--- What is being asked ---
Make an exact copy of the data below, leaving out every picture.
— BEGIN Data listing —
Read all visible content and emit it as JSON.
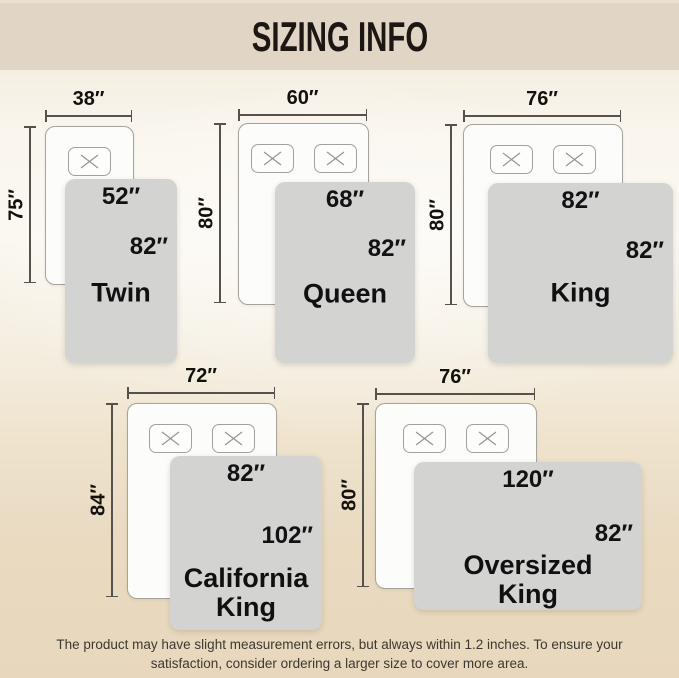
{
  "title": "SIZING INFO",
  "footer": {
    "text": "The product may have slight measurement errors, but always within 1.2 inches. To ensure your\nsatisfaction, consider ordering a larger size to cover more area."
  },
  "colors": {
    "header_bg": "#e1d6c5",
    "header_text": "#1c1712",
    "bed_fill": "#fcfcfa",
    "bed_border": "#a5a39b",
    "blanket_fill": "#d3d3d2",
    "dim_line": "#55514b",
    "label_text": "#121212",
    "footer_text": "#3d3830"
  },
  "sizes": [
    {
      "name": "Twin",
      "pillows": 1,
      "bed": {
        "width": "38″",
        "height": "75″"
      },
      "blanket": {
        "width": "52″",
        "height": "82″"
      },
      "pos": {
        "bed": [
          45,
          126,
          87,
          157
        ],
        "blanket": [
          65,
          179,
          112,
          184
        ],
        "wdim_y": 116,
        "hdim_x": 30,
        "hlabel_cy": 0.375,
        "name_cy": 0.62
      }
    },
    {
      "name": "Queen",
      "pillows": 2,
      "bed": {
        "width": "60″",
        "height": "80″"
      },
      "blanket": {
        "width": "68″",
        "height": "82″"
      },
      "pos": {
        "bed": [
          238,
          123,
          129,
          180
        ],
        "blanket": [
          275,
          182,
          140,
          181
        ],
        "wdim_y": 115,
        "hdim_x": 220,
        "hlabel_cy": 0.376,
        "name_cy": 0.62
      }
    },
    {
      "name": "King",
      "pillows": 2,
      "bed": {
        "width": "76″",
        "height": "80″"
      },
      "blanket": {
        "width": "82″",
        "height": "82″"
      },
      "pos": {
        "bed": [
          463,
          124,
          158,
          181
        ],
        "blanket": [
          488,
          183,
          185,
          180
        ],
        "wdim_y": 116,
        "hdim_x": 451,
        "hlabel_cy": 0.383,
        "name_cy": 0.61
      }
    },
    {
      "name": "California\nKing",
      "pillows": 2,
      "bed": {
        "width": "72″",
        "height": "84″"
      },
      "blanket": {
        "width": "82″",
        "height": "102″"
      },
      "pos": {
        "bed": [
          127,
          403,
          148,
          194
        ],
        "blanket": [
          170,
          456,
          152,
          174
        ],
        "wdim_y": 393,
        "hdim_x": 112,
        "hlabel_cy": 0.465,
        "name_cy": 0.79
      }
    },
    {
      "name": "Oversized\nKing",
      "pillows": 2,
      "bed": {
        "width": "76″",
        "height": "80″"
      },
      "blanket": {
        "width": "120″",
        "height": "82″"
      },
      "pos": {
        "bed": [
          375,
          403,
          160,
          184
        ],
        "blanket": [
          414,
          462,
          228,
          148
        ],
        "wdim_y": 394,
        "hdim_x": 363,
        "hlabel_cy": 0.49,
        "name_cy": 0.8
      }
    }
  ]
}
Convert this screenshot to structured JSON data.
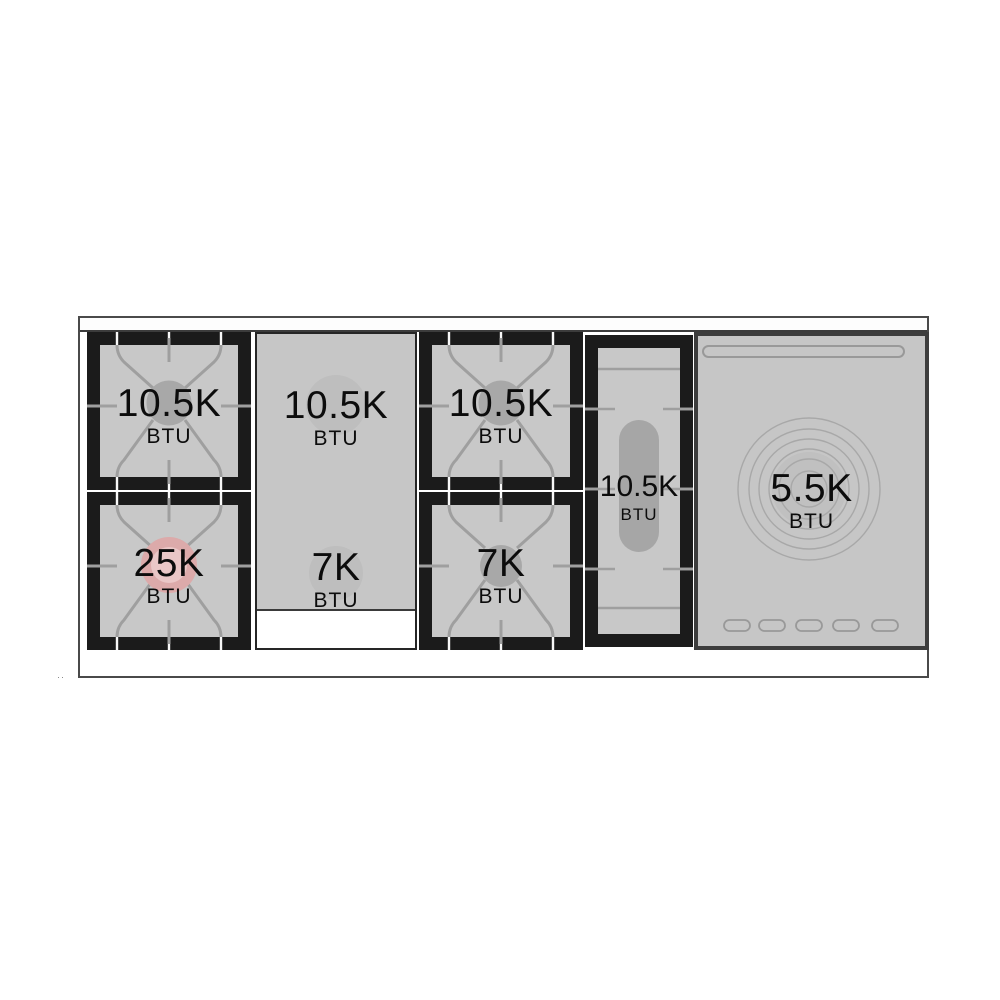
— END Data listing —
--- Result below ---
Read all visible content and emit it as JSON.
{
  "title": "SIZING INFO",
  "footer": {
    "text": "The product may have slight measurement errors, but always within 1.2 inches. To ensure your\nsatisfaction, consider ordering a larger size to cover more area."
  },
  "colors": {
    "header_bg": "#e1d6c5",
    "header_text": "#1c1712",
    "bed_fill": "#fcfcfa",
    "bed_border": "#a5a39b",
    "blanket_fill": "#d3d3d2",
    "dim_line": "#55514b",
    "label_text": "#121212",
    "footer_text": "#3d3830"
  },
  "sizes": [
    {
      "name": "Twin",
      "pillows": 1,
      "bed": {
        "width": "38″",
        "height": "75″"
      },
      "blanket": {
        "width": "52″",
        "height": "82″"
      },
      "pos": {
        "bed": [
          45,
          126,
          87,
          157
        ],
        "blanket": [
          65,
          179,
          112,
          184
        ],
        "wdim_y": 116,
        "hdim_x": 30,
        "hlabel_cy": 0.375,
        "name_cy": 0.62
      }
    },
    {
      "name": "Queen",
      "pillows": 2,
      "bed": {
        "width": "60″",
        "height": "80″"
      },
      "blanket": {
        "width": "68″",
        "height": "82″"
      },
      "pos": {
        "bed": [
          238,
          123,
          129,
          180
        ],
        "blanket": [
          275,
          182,
          140,
          181
        ],
        "wdim_y": 115,
        "hdim_x": 220,
        "hlabel_cy": 0.376,
        "name_cy": 0.62
      }
    },
    {
      "name": "King",
      "pillows": 2,
      "bed": {
        "width": "76″",
        "height": "80″"
      },
      "blanket": {
        "width": "82″",
        "height": "82″"
      },
      "pos": {
        "bed": [
          463,
          124,
          158,
          181
        ],
        "blanket": [
          488,
          183,
          185,
          180
        ],
        "wdim_y": 116,
        "hdim_x": 451,
        "hlabel_cy": 0.383,
        "name_cy": 0.61
      }
    },
    {
      "name": "California\nKing",
      "pillows": 2,
      "bed": {
        "width": "72″",
        "height": "84″"
      },
      "blanket": {
        "width": "82″",
        "height": "102″"
      },
      "pos": {
        "bed": [
          127,
          403,
          148,
          194
        ],
        "blanket": [
          170,
          456,
          152,
          174
        ],
        "wdim_y": 393,
        "hdim_x": 112,
        "hlabel_cy": 0.465,
        "name_cy": 0.79
      }
    },
    {
      "name": "Oversized\nKing",
      "pillows": 2,
      "bed": {
        "width": "76″",
        "height": "80″"
      },
      "blanket": {
        "width": "120″",
        "height": "82″"
      },
      "pos": {
        "bed": [
          375,
          403,
          160,
          184
        ],
        "blanket": [
          414,
          462,
          228,
          148
        ],
        "wdim_y": 394,
        "hdim_x": 363,
        "hlabel_cy": 0.49,
        "name_cy": 0.8
      }
    }
  ]
}
Convert this screenshot to structured JSON data.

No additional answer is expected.